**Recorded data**
==================================================

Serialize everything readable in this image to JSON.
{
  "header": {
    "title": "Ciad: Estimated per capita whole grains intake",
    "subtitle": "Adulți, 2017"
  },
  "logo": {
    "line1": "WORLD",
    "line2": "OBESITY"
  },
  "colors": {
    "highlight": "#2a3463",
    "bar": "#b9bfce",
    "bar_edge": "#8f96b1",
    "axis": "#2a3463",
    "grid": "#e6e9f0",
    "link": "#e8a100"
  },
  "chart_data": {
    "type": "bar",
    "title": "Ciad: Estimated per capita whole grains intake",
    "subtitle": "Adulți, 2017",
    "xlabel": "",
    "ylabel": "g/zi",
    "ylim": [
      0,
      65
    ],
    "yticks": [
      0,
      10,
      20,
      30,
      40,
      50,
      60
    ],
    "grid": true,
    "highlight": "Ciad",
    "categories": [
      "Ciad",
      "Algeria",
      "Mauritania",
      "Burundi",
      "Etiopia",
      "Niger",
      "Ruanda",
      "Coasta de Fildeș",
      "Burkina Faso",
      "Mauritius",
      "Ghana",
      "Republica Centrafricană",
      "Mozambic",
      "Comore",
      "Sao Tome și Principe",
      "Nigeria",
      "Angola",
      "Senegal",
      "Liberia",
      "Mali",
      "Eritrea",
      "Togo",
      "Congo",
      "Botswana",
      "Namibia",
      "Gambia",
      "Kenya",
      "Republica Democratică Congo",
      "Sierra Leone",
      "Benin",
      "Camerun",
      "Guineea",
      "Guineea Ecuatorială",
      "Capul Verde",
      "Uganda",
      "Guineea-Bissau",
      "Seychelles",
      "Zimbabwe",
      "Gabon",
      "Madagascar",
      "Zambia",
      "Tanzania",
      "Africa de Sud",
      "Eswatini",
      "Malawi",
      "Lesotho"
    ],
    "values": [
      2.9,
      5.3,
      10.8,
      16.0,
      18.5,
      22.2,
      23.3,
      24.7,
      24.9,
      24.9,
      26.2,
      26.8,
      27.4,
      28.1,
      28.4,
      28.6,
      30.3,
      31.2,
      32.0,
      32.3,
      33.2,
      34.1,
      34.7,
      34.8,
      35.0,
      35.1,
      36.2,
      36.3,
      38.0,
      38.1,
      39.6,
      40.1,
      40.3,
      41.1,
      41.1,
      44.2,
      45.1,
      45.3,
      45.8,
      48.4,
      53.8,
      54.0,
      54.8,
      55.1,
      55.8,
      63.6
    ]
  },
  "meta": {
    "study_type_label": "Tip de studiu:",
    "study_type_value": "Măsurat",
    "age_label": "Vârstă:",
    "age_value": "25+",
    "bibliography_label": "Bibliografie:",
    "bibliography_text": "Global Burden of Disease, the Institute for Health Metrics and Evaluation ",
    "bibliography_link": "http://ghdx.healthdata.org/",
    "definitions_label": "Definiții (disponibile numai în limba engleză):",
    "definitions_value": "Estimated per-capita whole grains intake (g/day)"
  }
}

==================================================

**Task prompt**
Retype the material in full, character for character.

**Output for this exercise**
Serialize everything readable in this image to JSON.
{
  "header": {
    "title": "Ciad: Estimated per capita whole grains intake",
    "subtitle": "Adulți, 2017"
  },
  "logo": {
    "line1": "WORLD",
    "line2": "OBESITY"
  },
  "colors": {
    "highlight": "#2a3463",
    "bar": "#b9bfce",
    "bar_edge": "#8f96b1",
    "axis": "#2a3463",
    "grid": "#e6e9f0",
    "link": "#e8a100"
  },
  "chart_data": {
    "type": "bar",
    "title": "Ciad: Estimated per capita whole grains intake",
    "subtitle": "Adulți, 2017",
    "xlabel": "",
    "ylabel": "g/zi",
    "ylim": [
      0,
      65
    ],
    "yticks": [
      0,
      10,
      20,
      30,
      40,
      50,
      60
    ],
    "grid": true,
    "highlight": "Ciad",
    "categories": [
      "Ciad",
      "Algeria",
      "Mauritania",
      "Burundi",
      "Etiopia",
      "Niger",
      "Ruanda",
      "Coasta de Fildeș",
      "Burkina Faso",
      "Mauritius",
      "Ghana",
      "Republica Centrafricană",
      "Mozambic",
      "Comore",
      "Sao Tome și Principe",
      "Nigeria",
      "Angola",
      "Senegal",
      "Liberia",
      "Mali",
      "Eritrea",
      "Togo",
      "Congo",
      "Botswana",
      "Namibia",
      "Gambia",
      "Kenya",
      "Republica Democratică Congo",
      "Sierra Leone",
      "Benin",
      "Camerun",
      "Guineea",
      "Guineea Ecuatorială",
      "Capul Verde",
      "Uganda",
      "Guineea-Bissau",
      "Seychelles",
      "Zimbabwe",
      "Gabon",
      "Madagascar",
      "Zambia",
      "Tanzania",
      "Africa de Sud",
      "Eswatini",
      "Malawi",
      "Lesotho"
    ],
    "values": [
      2.9,
      5.3,
      10.8,
      16.0,
      18.5,
      22.2,
      23.3,
      24.7,
      24.9,
      24.9,
      26.2,
      26.8,
      27.4,
      28.1,
      28.4,
      28.6,
      30.3,
      31.2,
      32.0,
      32.3,
      33.2,
      34.1,
      34.7,
      34.8,
      35.0,
      35.1,
      36.2,
      36.3,
      38.0,
      38.1,
      39.6,
      40.1,
      40.3,
      41.1,
      41.1,
      44.2,
      45.1,
      45.3,
      45.8,
      48.4,
      53.8,
      54.0,
      54.8,
      55.1,
      55.8,
      63.6
    ]
  },
  "meta": {
    "study_type_label": "Tip de studiu:",
    "study_type_value": "Măsurat",
    "age_label": "Vârstă:",
    "age_value": "25+",
    "bibliography_label": "Bibliografie:",
    "bibliography_text": "Global Burden of Disease, the Institute for Health Metrics and Evaluation ",
    "bibliography_link": "http://ghdx.healthdata.org/",
    "definitions_label": "Definiții (disponibile numai în limba engleză):",
    "definitions_value": "Estimated per-capita whole grains intake (g/day)"
  }
}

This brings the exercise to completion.